**Task statement**
The listing must be reproduced in full, exactly as it stands.

start Exercise inputs

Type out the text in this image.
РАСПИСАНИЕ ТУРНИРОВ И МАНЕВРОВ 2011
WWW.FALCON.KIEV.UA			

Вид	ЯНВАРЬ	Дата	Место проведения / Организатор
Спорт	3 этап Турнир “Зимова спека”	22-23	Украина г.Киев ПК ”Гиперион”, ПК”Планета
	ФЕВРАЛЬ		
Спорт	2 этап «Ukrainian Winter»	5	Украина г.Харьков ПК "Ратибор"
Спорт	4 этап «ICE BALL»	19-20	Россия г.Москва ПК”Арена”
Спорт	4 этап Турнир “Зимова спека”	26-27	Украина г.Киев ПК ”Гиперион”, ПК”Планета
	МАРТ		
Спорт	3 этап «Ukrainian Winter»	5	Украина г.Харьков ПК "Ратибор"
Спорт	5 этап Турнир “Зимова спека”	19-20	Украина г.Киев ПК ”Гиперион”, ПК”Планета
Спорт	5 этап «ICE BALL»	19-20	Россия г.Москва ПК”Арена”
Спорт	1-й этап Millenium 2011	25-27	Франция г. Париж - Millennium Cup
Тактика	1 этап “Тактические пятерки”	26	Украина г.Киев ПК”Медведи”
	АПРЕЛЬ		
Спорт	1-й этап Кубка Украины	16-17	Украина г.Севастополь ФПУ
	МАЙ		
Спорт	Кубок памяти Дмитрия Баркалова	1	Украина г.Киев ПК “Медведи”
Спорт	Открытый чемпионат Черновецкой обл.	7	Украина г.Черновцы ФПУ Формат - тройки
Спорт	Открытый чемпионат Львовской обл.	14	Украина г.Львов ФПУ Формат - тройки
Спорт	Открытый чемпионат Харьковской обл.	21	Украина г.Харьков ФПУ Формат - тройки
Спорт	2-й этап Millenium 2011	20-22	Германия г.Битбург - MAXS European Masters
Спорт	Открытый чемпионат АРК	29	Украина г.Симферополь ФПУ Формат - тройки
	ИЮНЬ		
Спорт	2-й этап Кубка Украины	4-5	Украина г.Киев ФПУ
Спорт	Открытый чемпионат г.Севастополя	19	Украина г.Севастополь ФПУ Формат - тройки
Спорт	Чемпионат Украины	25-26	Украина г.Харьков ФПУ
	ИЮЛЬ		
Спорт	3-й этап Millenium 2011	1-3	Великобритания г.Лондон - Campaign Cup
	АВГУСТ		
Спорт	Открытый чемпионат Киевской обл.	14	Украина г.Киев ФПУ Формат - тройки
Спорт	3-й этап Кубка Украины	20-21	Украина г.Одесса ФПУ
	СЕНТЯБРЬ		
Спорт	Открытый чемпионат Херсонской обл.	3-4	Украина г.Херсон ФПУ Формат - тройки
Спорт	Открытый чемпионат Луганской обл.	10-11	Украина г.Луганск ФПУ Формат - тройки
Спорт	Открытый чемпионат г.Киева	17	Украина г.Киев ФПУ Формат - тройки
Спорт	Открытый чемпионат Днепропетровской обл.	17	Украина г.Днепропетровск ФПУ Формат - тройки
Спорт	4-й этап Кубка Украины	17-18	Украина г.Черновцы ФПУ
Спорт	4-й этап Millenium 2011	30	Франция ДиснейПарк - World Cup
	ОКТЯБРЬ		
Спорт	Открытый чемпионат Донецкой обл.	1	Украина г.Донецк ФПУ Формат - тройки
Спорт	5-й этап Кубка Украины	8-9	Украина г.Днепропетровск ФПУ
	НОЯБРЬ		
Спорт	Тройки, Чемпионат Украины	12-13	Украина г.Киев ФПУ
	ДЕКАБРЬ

end Exercise inputs

**Correct response**
Type out the text in this image.
РАСПИСАНИЕ ТУРНИРОВ И МАНЕВРОВ 2011
WWW.FALCON.KIEV.UA			

Вид	ЯНВАРЬ	Дата	Место проведения / Организатор
Спорт	3 этап Турнир “Зимова спека”	22-23	Украина г.Киев ПК ”Гиперион”, ПК”Планета
	ФЕВРАЛЬ		
Спорт	2 этап «Ukrainian Winter»	5	Украина г.Харьков ПК "Ратибор"
Спорт	4 этап «ICE BALL»	19-20	Россия г.Москва ПК”Арена”
Спорт	4 этап Турнир “Зимова спека”	26-27	Украина г.Киев ПК ”Гиперион”, ПК”Планета
	МАРТ		
Спорт	3 этап «Ukrainian Winter»	5	Украина г.Харьков ПК "Ратибор"
Спорт	5 этап Турнир “Зимова спека”	19-20	Украина г.Киев ПК ”Гиперион”, ПК”Планета
Спорт	5 этап «ICE BALL»	19-20	Россия г.Москва ПК”Арена”
Спорт	1-й этап Millenium 2011	25-27	Франция г. Париж - Millennium Cup
Тактика	1 этап “Тактические пятерки”	26	Украина г.Киев ПК”Медведи”
	АПРЕЛЬ		
Спорт	1-й этап Кубка Украины	16-17	Украина г.Севастополь ФПУ
	МАЙ		
Спорт	Кубок памяти Дмитрия Баркалова	1	Украина г.Киев ПК “Медведи”
Спорт	Открытый чемпионат Черновецкой обл.	7	Украина г.Черновцы ФПУ Формат - тройки
Спорт	Открытый чемпионат Львовской обл.	14	Украина г.Львов ФПУ Формат - тройки
Спорт	Открытый чемпионат Харьковской обл.	21	Украина г.Харьков ФПУ Формат - тройки
Спорт	2-й этап Millenium 2011	20-22	Германия г.Битбург - MAXS European Masters
Спорт	Открытый чемпионат АРК	29	Украина г.Симферополь ФПУ Формат - тройки
	ИЮНЬ		
Спорт	2-й этап Кубка Украины	4-5	Украина г.Киев ФПУ
Спорт	Открытый чемпионат г.Севастополя	19	Украина г.Севастополь ФПУ Формат - тройки
Спорт	Чемпионат Украины	25-26	Украина г.Харьков ФПУ
	ИЮЛЬ		
Спорт	3-й этап Millenium 2011	1-3	Великобритания г.Лондон - Campaign Cup
	АВГУСТ		
Спорт	Открытый чемпионат Киевской обл.	14	Украина г.Киев ФПУ Формат - тройки
Спорт	3-й этап Кубка Украины	20-21	Украина г.Одесса ФПУ
	СЕНТЯБРЬ		
Спорт	Открытый чемпионат Херсонской обл.	3-4	Украина г.Херсон ФПУ Формат - тройки
Спорт	Открытый чемпионат Луганской обл.	10-11	Украина г.Луганск ФПУ Формат - тройки
Спорт	Открытый чемпионат г.Киева	17	Украина г.Киев ФПУ Формат - тройки
Спорт	Открытый чемпионат Днепропетровской обл.	17	Украина г.Днепропетровск ФПУ Формат - тройки
Спорт	4-й этап Кубка Украины	17-18	Украина г.Черновцы ФПУ
Спорт	4-й этап Millenium 2011	30	Франция ДиснейПарк - World Cup
	ОКТЯБРЬ		
Спорт	Открытый чемпионат Донецкой обл.	1	Украина г.Донецк ФПУ Формат - тройки
Спорт	5-й этап Кубка Украины	8-9	Украина г.Днепропетровск ФПУ
	НОЯБРЬ		
Спорт	Тройки, Чемпионат Украины	12-13	Украина г.Киев ФПУ
	ДЕКАБРЬ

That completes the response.